Records shown
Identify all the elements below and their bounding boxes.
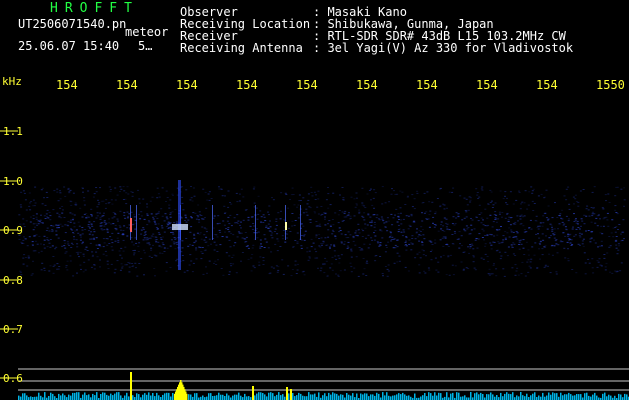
date-time-label: 25.06.07 15:40 xyxy=(18,39,120,53)
filename-label: UT2506071540.pn xyxy=(18,17,127,31)
time-tick: 154 xyxy=(476,78,498,92)
time-tick: 154 xyxy=(236,78,258,92)
time-tick: 154 xyxy=(296,78,318,92)
time-tick: 1550 xyxy=(596,78,625,92)
freq-tick: 0.7 xyxy=(3,323,23,336)
time-tick: 154 xyxy=(356,78,378,92)
freq-tick: 0.8 xyxy=(3,274,23,287)
antenna-value: : 3el Yagi(V) Az 330 for Vladivostok xyxy=(313,41,574,55)
antenna-label: Receiving Antenna xyxy=(180,41,303,55)
time-tick: 154 xyxy=(416,78,438,92)
mode-label: meteor xyxy=(125,25,169,39)
freq-tick: 0.6 xyxy=(3,372,23,385)
time-tick: 154 xyxy=(536,78,558,92)
time-axis: 154 154 154 154 154 154 154 154 154 1550 xyxy=(0,78,629,94)
freq-tick: 1.1 xyxy=(3,125,23,138)
freq-tick: 0.9 xyxy=(3,224,23,237)
spectrogram-area xyxy=(0,130,629,400)
count-label: 5… xyxy=(138,39,153,53)
hrofft-logo: HROFFT xyxy=(50,1,139,16)
time-tick: 154 xyxy=(56,78,78,92)
time-tick: 154 xyxy=(116,78,138,92)
time-tick: 154 xyxy=(176,78,198,92)
freq-tick: 1.0 xyxy=(3,175,23,188)
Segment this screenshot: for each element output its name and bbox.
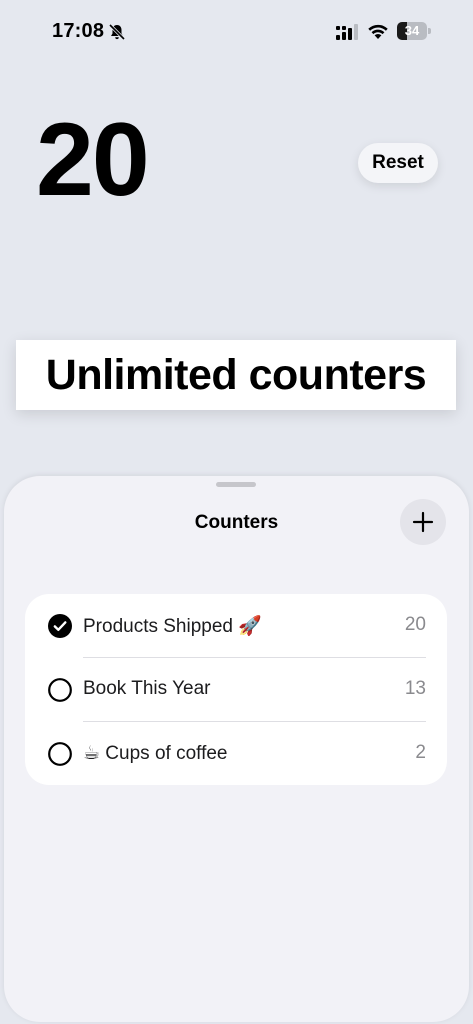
checkmark-circle-filled-icon (48, 614, 72, 638)
status-time: 17:08 (52, 20, 105, 42)
current-count: 20 (36, 102, 150, 218)
app-screen: 17:08 34 20 Reset Unlimited counters Cou… (0, 0, 473, 1024)
counter-row-book-this-year[interactable]: Book This Year 13 (25, 658, 447, 722)
status-bar: 17:08 34 (0, 0, 473, 60)
counter-value: 20 (404, 614, 426, 635)
bell-slash-icon (108, 23, 126, 41)
empty-circle-icon (48, 742, 72, 766)
counter-value: 2 (415, 742, 426, 763)
add-counter-button[interactable] (400, 499, 446, 545)
sheet-grabber-handle[interactable] (216, 482, 256, 487)
wifi-icon (368, 24, 388, 39)
promo-text: Unlimited counters (45, 350, 427, 399)
counter-row-products-shipped[interactable]: Products Shipped 🚀 20 (25, 594, 447, 658)
counter-label: Book This Year (83, 678, 211, 699)
counter-label: ☕ Cups of coffee (83, 743, 228, 764)
battery-tip (428, 28, 431, 34)
reset-button[interactable]: Reset (358, 143, 438, 183)
promo-banner: Unlimited counters (16, 340, 456, 410)
counter-value: 13 (404, 678, 426, 699)
battery-indicator: 34 (397, 22, 431, 40)
battery-body: 34 (397, 22, 427, 40)
counters-sheet: Counters Products Shipped 🚀 20 Book This… (4, 476, 469, 1022)
battery-level: 34 (404, 23, 420, 38)
cellular-signal-icon (336, 24, 358, 40)
empty-circle-icon (48, 678, 72, 702)
plus-icon (412, 511, 434, 533)
counter-label: Products Shipped 🚀 (83, 616, 262, 637)
counter-list: Products Shipped 🚀 20 Book This Year 13 … (25, 594, 447, 785)
counter-row-cups-of-coffee[interactable]: ☕ Cups of coffee 2 (25, 722, 447, 786)
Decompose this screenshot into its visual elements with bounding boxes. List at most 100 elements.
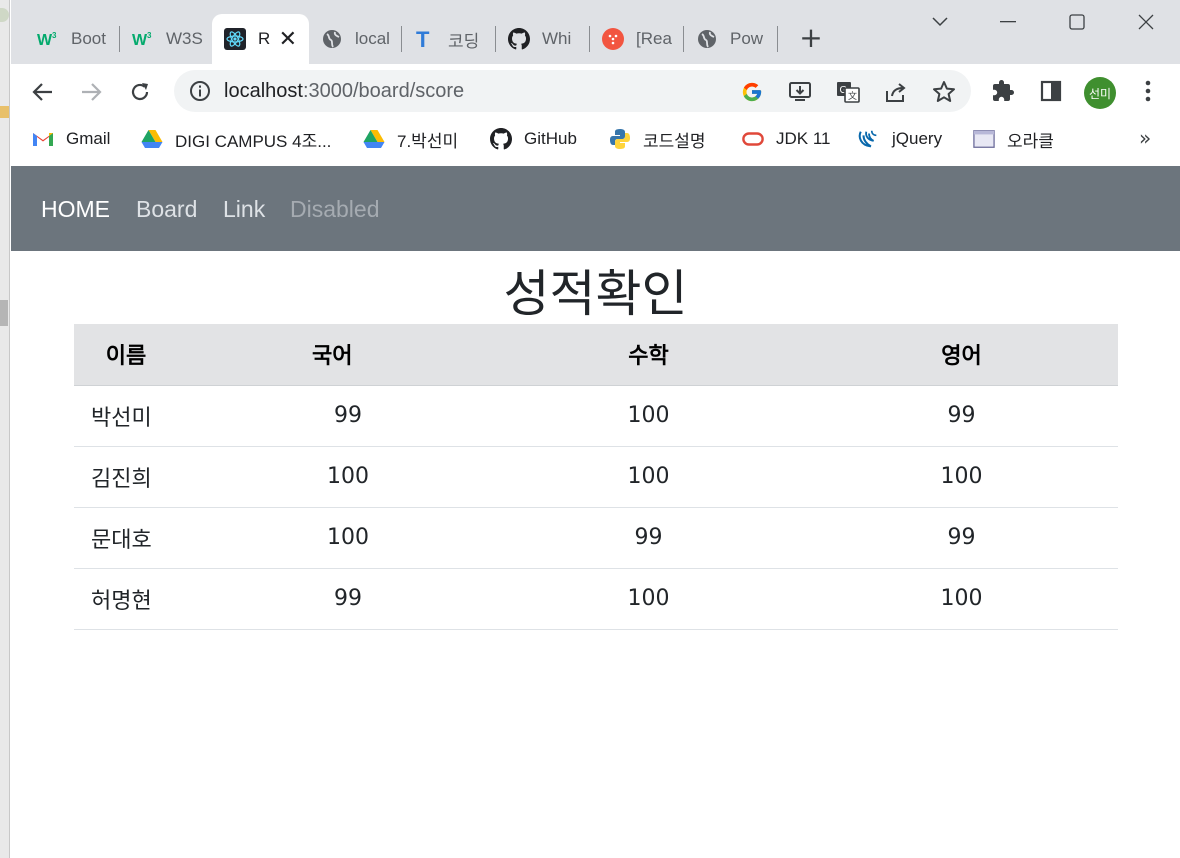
window-icon (973, 128, 995, 150)
table-row: 박선미 99 100 99 (74, 385, 1118, 447)
nav-disabled-link: Disabled (290, 196, 380, 222)
drive-icon (363, 128, 385, 150)
url-host: localhost (224, 80, 303, 102)
bookmarks-bar: Gmail DIGI CAMPUS 4조... 7.박선미 GitHub 코드설… (11, 118, 1180, 166)
table-row: 허명현 99 100 100 (74, 568, 1118, 630)
bookmark-label: 오라클 (1007, 131, 1054, 151)
red-dot-icon (602, 28, 624, 50)
svg-text:文: 文 (848, 90, 857, 101)
bookmark-github[interactable]: GitHub (490, 126, 577, 152)
close-window-icon[interactable] (1131, 8, 1161, 36)
edge-fragment (0, 8, 9, 22)
minimize-icon[interactable] (993, 8, 1023, 36)
tab-6-label: Whi (542, 29, 572, 48)
share-icon[interactable] (883, 79, 909, 105)
tab-4[interactable]: local (309, 14, 401, 64)
translate-icon[interactable]: G文 (835, 79, 861, 105)
nav-home-link[interactable]: HOME (41, 196, 110, 223)
tab-7[interactable]: [Rea (590, 14, 683, 64)
github-icon (508, 28, 530, 50)
tab-7-label: [Rea (636, 29, 672, 48)
korean-score-cell: 100 (178, 446, 492, 508)
side-panel-icon[interactable] (1036, 76, 1066, 106)
tab-3-label: R (258, 29, 271, 48)
bookmark-star-icon[interactable] (931, 79, 957, 105)
math-score-cell: 100 (492, 568, 805, 630)
tab-separator (777, 26, 778, 52)
bookmark-label: Gmail (66, 129, 111, 148)
w3schools-icon: W3 (132, 28, 154, 50)
bookmark-label: DIGI CAMPUS 4조... (175, 131, 332, 151)
close-tab-icon[interactable]: ✕ (279, 27, 297, 52)
math-score-cell: 99 (492, 507, 805, 569)
react-icon (224, 28, 246, 50)
tab-5[interactable]: T 코딩 (402, 14, 495, 64)
svg-text:3: 3 (52, 31, 57, 40)
address-bar[interactable]: localhost:3000/board/score G文 (174, 70, 971, 112)
korean-score-cell: 100 (178, 507, 492, 569)
bookmark-gmail[interactable]: Gmail (32, 126, 110, 152)
bookmark-code-desc[interactable]: 코드설명 (609, 126, 706, 152)
tab-2[interactable]: W3 W3S (120, 14, 212, 64)
page-content: HOME Board Link Disabled 성적확인 이름 국어 수학 영… (11, 166, 1180, 858)
english-score-cell: 100 (805, 568, 1118, 630)
tab-2-label: W3S (166, 29, 203, 48)
english-score-cell: 100 (805, 446, 1118, 508)
table-row: 문대호 100 99 99 (74, 507, 1118, 569)
bookmark-label: 7.박선미 (397, 131, 459, 151)
tab-search-chevron-icon[interactable] (925, 8, 955, 36)
more-bookmarks-icon[interactable]: » (1139, 126, 1151, 150)
bookmark-jdk11[interactable]: JDK 11 (742, 126, 831, 152)
tab-3-active[interactable]: R ✕ (212, 14, 309, 64)
bookmark-label: JDK 11 (776, 129, 831, 148)
new-tab-icon[interactable]: + (797, 24, 825, 52)
drive-icon (141, 128, 163, 150)
site-navbar: HOME Board Link Disabled (11, 166, 1180, 251)
math-score-cell: 100 (492, 446, 805, 508)
python-icon (609, 128, 631, 150)
student-name-cell: 문대호 (74, 507, 178, 569)
bookmark-jquery[interactable]: jQuery (858, 126, 942, 152)
column-header-name: 이름 (74, 324, 178, 386)
math-score-cell: 100 (492, 385, 805, 447)
maximize-icon[interactable] (1062, 8, 1092, 36)
korean-score-cell: 99 (178, 385, 492, 447)
page-title: 성적확인 (503, 265, 688, 323)
extensions-puzzle-icon[interactable] (988, 76, 1018, 106)
column-header-english: 영어 (805, 324, 1118, 386)
nav-board-link[interactable]: Board (136, 196, 197, 223)
svg-text:3: 3 (147, 31, 152, 40)
gmail-icon (32, 128, 54, 150)
forward-arrow-icon[interactable] (74, 75, 108, 109)
bookmark-label: 코드설명 (643, 131, 706, 151)
tab-6[interactable]: Whi (496, 14, 589, 64)
bookmark-label: jQuery (892, 129, 943, 148)
globe-icon (696, 28, 718, 50)
tab-8-label: Pow (730, 29, 764, 48)
tab-8[interactable]: Pow (684, 14, 777, 64)
svg-text:T: T (416, 28, 430, 50)
reload-icon[interactable] (123, 75, 157, 109)
student-name-cell: 허명현 (74, 568, 178, 630)
profile-avatar[interactable]: 선미 (1084, 77, 1116, 109)
tab-5-label: 코딩 (448, 31, 480, 51)
jquery-icon (858, 128, 880, 150)
bookmark-7-park[interactable]: 7.박선미 (363, 126, 458, 152)
browser-window: W3 Boot W3 W3S R ✕ local T 코딩 Whi [Rea P… (11, 0, 1180, 858)
bookmark-digi-campus[interactable]: DIGI CAMPUS 4조... (141, 126, 331, 152)
nav-link-link[interactable]: Link (223, 196, 265, 223)
kebab-menu-icon[interactable] (1133, 76, 1163, 106)
typora-t-icon: T (414, 28, 436, 50)
install-app-icon[interactable] (787, 79, 813, 105)
oracle-icon (742, 128, 764, 150)
edge-scrollbar[interactable] (0, 300, 8, 326)
site-info-icon[interactable] (189, 80, 211, 106)
student-name-cell: 박선미 (74, 385, 178, 447)
github-icon (490, 128, 512, 150)
tab-1[interactable]: W3 Boot (25, 14, 119, 64)
back-arrow-icon[interactable] (26, 75, 60, 109)
bookmark-oracle-kr[interactable]: 오라클 (973, 126, 1054, 152)
english-score-cell: 99 (805, 385, 1118, 447)
google-icon[interactable] (739, 79, 765, 105)
korean-score-cell: 99 (178, 568, 492, 630)
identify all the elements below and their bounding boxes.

To be done
Reproduce the data lines from the one containing "checkmark-circle-filled-icon (48, 614, 72, 638)" through the one containing "promo-banner: Unlimited counters", including both of those lines.

Task answer
checkmark-circle-filled-icon (48, 614, 72, 638)
status-time: 17:08 (52, 20, 105, 42)
current-count: 20 (36, 102, 150, 218)
app-screen: 17:08 34 20 Reset Unlimited counters Cou… (0, 0, 473, 1024)
counter-row-book-this-year[interactable]: Book This Year 13 (25, 658, 447, 722)
status-bar: 17:08 34 (0, 0, 473, 60)
counter-value: 20 (404, 614, 426, 635)
bell-slash-icon (108, 23, 126, 41)
empty-circle-icon (48, 742, 72, 766)
counter-value: 2 (415, 742, 426, 763)
add-counter-button[interactable] (400, 499, 446, 545)
sheet-grabber-handle[interactable] (216, 482, 256, 487)
wifi-icon (368, 24, 388, 39)
promo-text: Unlimited counters (45, 350, 427, 399)
counter-row-products-shipped[interactable]: Products Shipped 🚀 20 (25, 594, 447, 658)
counter-label: Book This Year (83, 678, 211, 699)
counter-label: ☕ Cups of coffee (83, 743, 228, 764)
battery-tip (428, 28, 431, 34)
reset-button[interactable]: Reset (358, 143, 438, 183)
promo-banner: Unlimited counters (16, 340, 456, 410)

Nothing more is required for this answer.